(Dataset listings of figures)
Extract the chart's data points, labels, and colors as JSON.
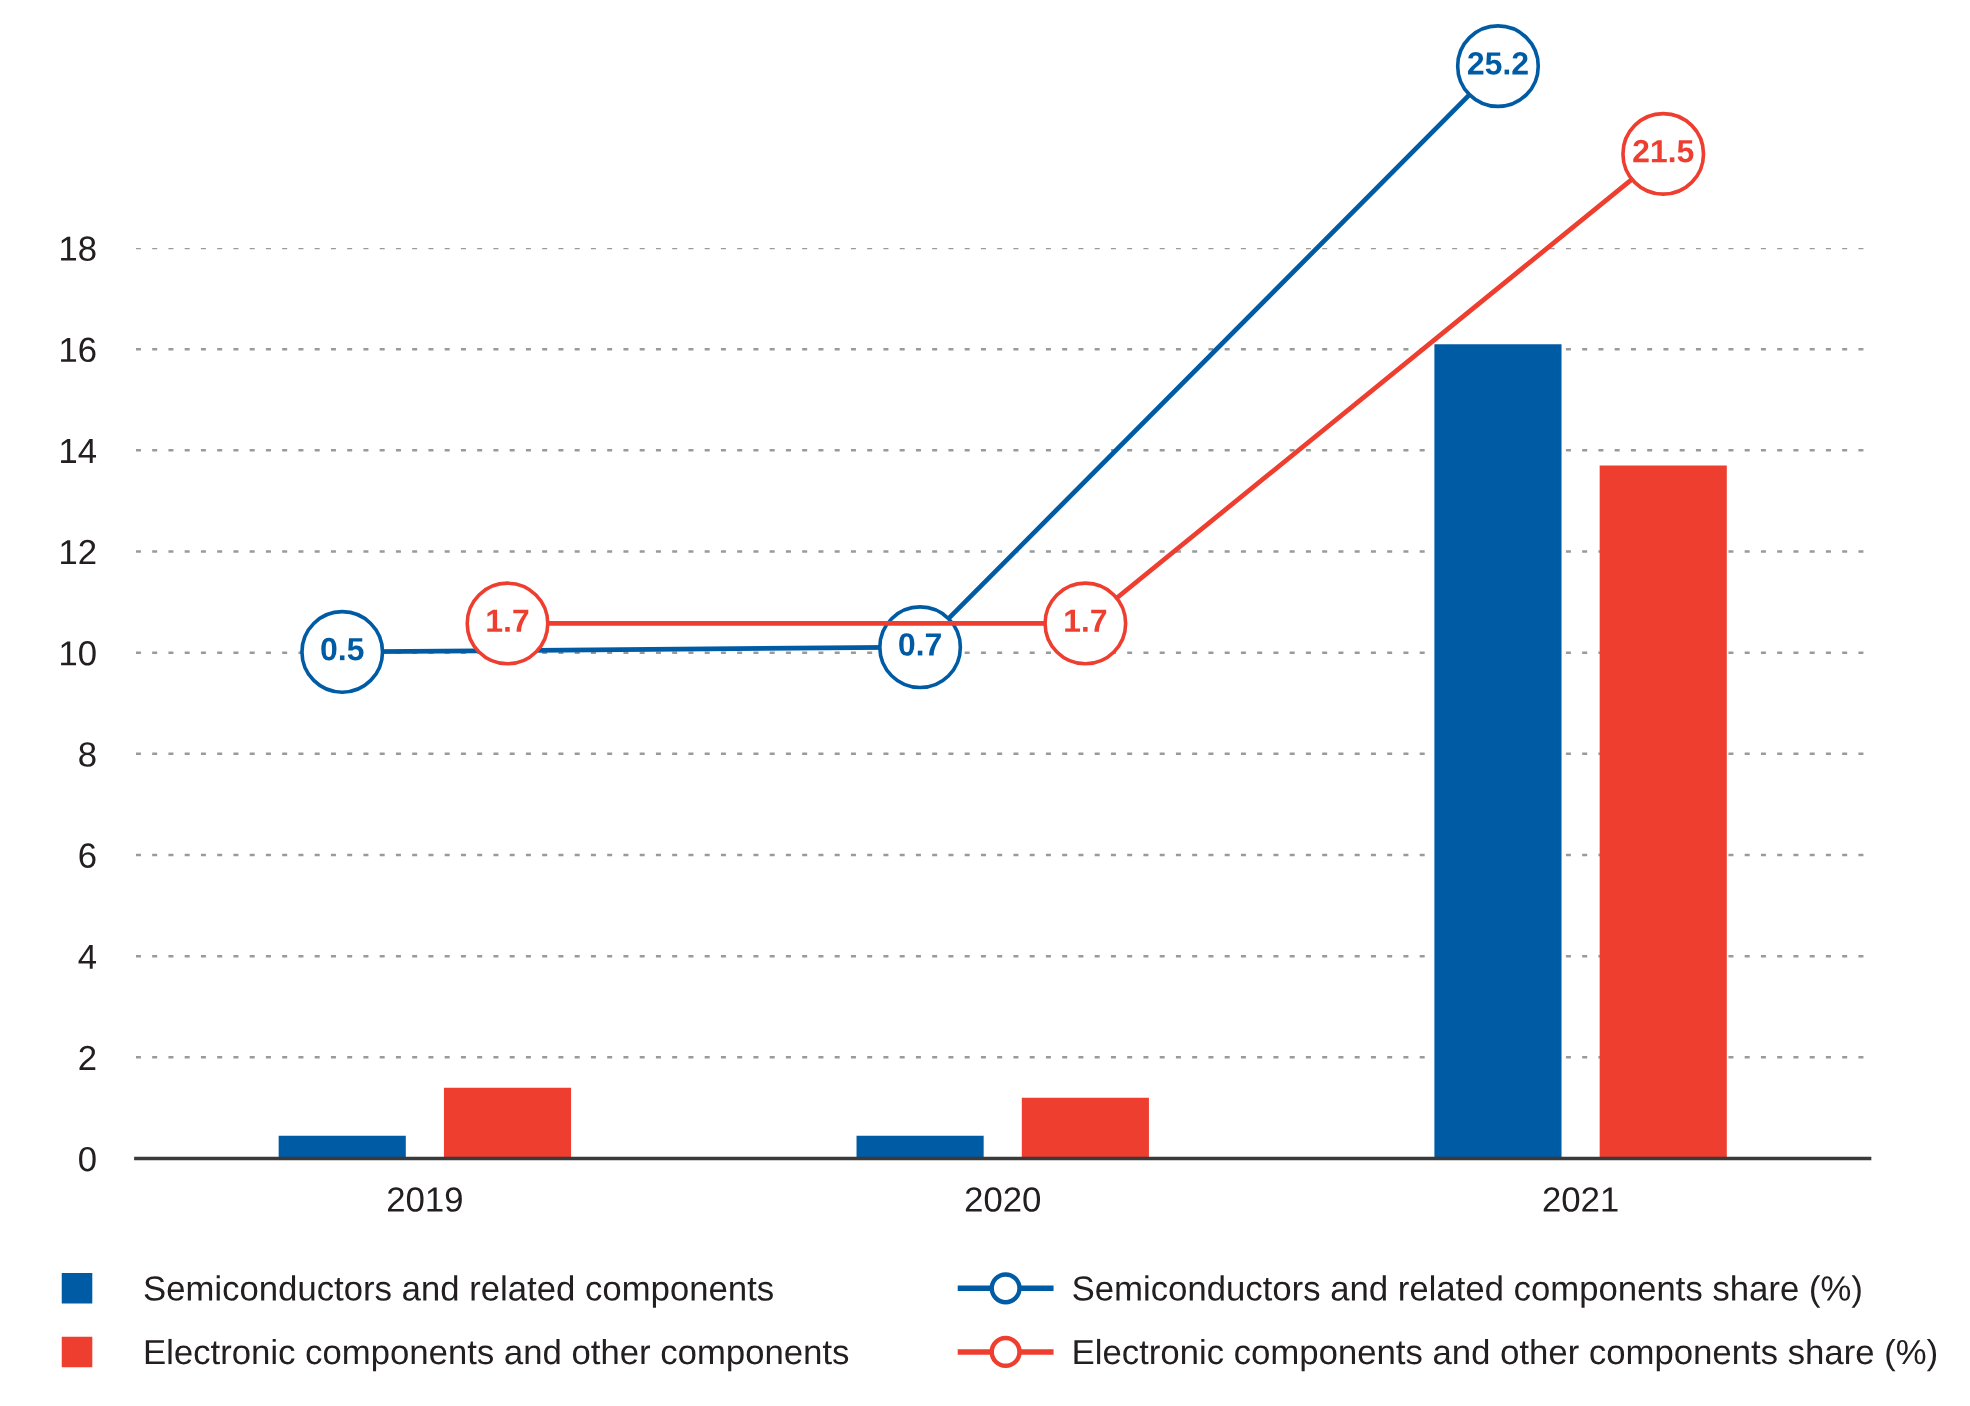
{
  "chart_data": {
    "type": "bar",
    "categories": [
      "2019",
      "2020",
      "2021"
    ],
    "series": [
      {
        "name": "Semiconductors and related components",
        "color": "#005ba5",
        "values": [
          0.45,
          0.45,
          16.1
        ]
      },
      {
        "name": "Electronic components and other components",
        "color": "#ee3e2f",
        "values": [
          1.4,
          1.2,
          13.7
        ]
      },
      {
        "name": "Semiconductors and related components share (%)",
        "type": "line",
        "axis": "y2",
        "color": "#005ba5",
        "values": [
          0.5,
          0.7,
          25.2
        ],
        "value_labels": [
          "0.5",
          "0.7",
          "25.2"
        ]
      },
      {
        "name": "Electronic components and other components share (%)",
        "type": "line",
        "axis": "y2",
        "color": "#ee3e2f",
        "values": [
          1.7,
          1.7,
          21.5
        ],
        "value_labels": [
          "1.7",
          "1.7",
          "21.5"
        ]
      }
    ],
    "ylim": [
      0,
      18
    ],
    "yticks": [
      0,
      2,
      4,
      6,
      8,
      10,
      12,
      14,
      16,
      18
    ],
    "grid": "y",
    "legend": "bottom",
    "marker": "circle"
  }
}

**SHORT PROBLEM:**
Provide only the number of lines in the records containing the string "other".

**TASK SOLUTION:**
2